▶ _TASK GOAL_
Return every record exactly as written.

▶ _PROVIDED DATA_
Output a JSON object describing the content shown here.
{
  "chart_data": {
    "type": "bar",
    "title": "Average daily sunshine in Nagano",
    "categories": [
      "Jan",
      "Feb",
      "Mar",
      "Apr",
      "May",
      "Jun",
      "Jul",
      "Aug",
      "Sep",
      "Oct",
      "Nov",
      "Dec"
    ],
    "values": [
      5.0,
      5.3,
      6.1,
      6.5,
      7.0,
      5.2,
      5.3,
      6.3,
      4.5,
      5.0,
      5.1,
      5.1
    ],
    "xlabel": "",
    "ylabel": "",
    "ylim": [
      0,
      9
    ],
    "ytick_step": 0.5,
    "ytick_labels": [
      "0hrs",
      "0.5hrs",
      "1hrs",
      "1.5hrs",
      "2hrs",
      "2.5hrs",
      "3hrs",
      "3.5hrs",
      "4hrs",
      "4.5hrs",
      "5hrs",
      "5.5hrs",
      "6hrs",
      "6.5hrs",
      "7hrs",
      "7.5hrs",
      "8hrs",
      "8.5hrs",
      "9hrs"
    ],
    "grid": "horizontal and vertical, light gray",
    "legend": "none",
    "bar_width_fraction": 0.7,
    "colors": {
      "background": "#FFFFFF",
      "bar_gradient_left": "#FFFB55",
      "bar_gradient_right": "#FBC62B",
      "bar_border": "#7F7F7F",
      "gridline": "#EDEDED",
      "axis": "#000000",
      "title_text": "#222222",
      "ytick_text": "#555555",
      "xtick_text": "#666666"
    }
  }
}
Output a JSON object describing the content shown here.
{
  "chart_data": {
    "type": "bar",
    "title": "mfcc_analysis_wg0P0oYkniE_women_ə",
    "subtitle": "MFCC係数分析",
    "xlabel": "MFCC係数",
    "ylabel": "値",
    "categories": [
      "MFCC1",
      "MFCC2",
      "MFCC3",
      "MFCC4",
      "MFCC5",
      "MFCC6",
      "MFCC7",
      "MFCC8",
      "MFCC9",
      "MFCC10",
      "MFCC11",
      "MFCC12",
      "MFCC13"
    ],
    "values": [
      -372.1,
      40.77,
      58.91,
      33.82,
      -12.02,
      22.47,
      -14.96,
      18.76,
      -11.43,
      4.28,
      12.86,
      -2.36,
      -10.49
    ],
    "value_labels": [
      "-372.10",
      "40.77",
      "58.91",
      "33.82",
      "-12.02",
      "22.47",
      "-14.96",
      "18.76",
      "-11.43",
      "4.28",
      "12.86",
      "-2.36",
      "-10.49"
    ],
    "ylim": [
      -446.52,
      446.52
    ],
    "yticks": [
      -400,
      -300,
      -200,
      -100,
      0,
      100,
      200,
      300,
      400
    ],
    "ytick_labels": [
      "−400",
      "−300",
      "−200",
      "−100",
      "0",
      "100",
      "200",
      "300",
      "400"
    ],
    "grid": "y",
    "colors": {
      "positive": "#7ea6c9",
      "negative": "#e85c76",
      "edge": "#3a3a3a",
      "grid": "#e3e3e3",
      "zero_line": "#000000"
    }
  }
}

▶ _OUTPUT OF THE TASK_
Output a JSON object describing the content shown here.
{
  "chart_data": {
    "type": "bar",
    "title": "Average daily sunshine in Nagano",
    "categories": [
      "Jan",
      "Feb",
      "Mar",
      "Apr",
      "May",
      "Jun",
      "Jul",
      "Aug",
      "Sep",
      "Oct",
      "Nov",
      "Dec"
    ],
    "values": [
      5.0,
      5.3,
      6.1,
      6.5,
      7.0,
      5.2,
      5.3,
      6.3,
      4.5,
      5.0,
      5.1,
      5.1
    ],
    "xlabel": "",
    "ylabel": "",
    "ylim": [
      0,
      9
    ],
    "ytick_step": 0.5,
    "ytick_labels": [
      "0hrs",
      "0.5hrs",
      "1hrs",
      "1.5hrs",
      "2hrs",
      "2.5hrs",
      "3hrs",
      "3.5hrs",
      "4hrs",
      "4.5hrs",
      "5hrs",
      "5.5hrs",
      "6hrs",
      "6.5hrs",
      "7hrs",
      "7.5hrs",
      "8hrs",
      "8.5hrs",
      "9hrs"
    ],
    "grid": "horizontal and vertical, light gray",
    "legend": "none",
    "bar_width_fraction": 0.7,
    "colors": {
      "background": "#FFFFFF",
      "bar_gradient_left": "#FFFB55",
      "bar_gradient_right": "#FBC62B",
      "bar_border": "#7F7F7F",
      "gridline": "#EDEDED",
      "axis": "#000000",
      "title_text": "#222222",
      "ytick_text": "#555555",
      "xtick_text": "#666666"
    }
  }
}
Output a JSON object describing the content shown here.
{
  "chart_data": {
    "type": "bar",
    "title": "mfcc_analysis_wg0P0oYkniE_women_ə",
    "subtitle": "MFCC係数分析",
    "xlabel": "MFCC係数",
    "ylabel": "値",
    "categories": [
      "MFCC1",
      "MFCC2",
      "MFCC3",
      "MFCC4",
      "MFCC5",
      "MFCC6",
      "MFCC7",
      "MFCC8",
      "MFCC9",
      "MFCC10",
      "MFCC11",
      "MFCC12",
      "MFCC13"
    ],
    "values": [
      -372.1,
      40.77,
      58.91,
      33.82,
      -12.02,
      22.47,
      -14.96,
      18.76,
      -11.43,
      4.28,
      12.86,
      -2.36,
      -10.49
    ],
    "value_labels": [
      "-372.10",
      "40.77",
      "58.91",
      "33.82",
      "-12.02",
      "22.47",
      "-14.96",
      "18.76",
      "-11.43",
      "4.28",
      "12.86",
      "-2.36",
      "-10.49"
    ],
    "ylim": [
      -446.52,
      446.52
    ],
    "yticks": [
      -400,
      -300,
      -200,
      -100,
      0,
      100,
      200,
      300,
      400
    ],
    "ytick_labels": [
      "−400",
      "−300",
      "−200",
      "−100",
      "0",
      "100",
      "200",
      "300",
      "400"
    ],
    "grid": "y",
    "colors": {
      "positive": "#7ea6c9",
      "negative": "#e85c76",
      "edge": "#3a3a3a",
      "grid": "#e3e3e3",
      "zero_line": "#000000"
    }
  }
}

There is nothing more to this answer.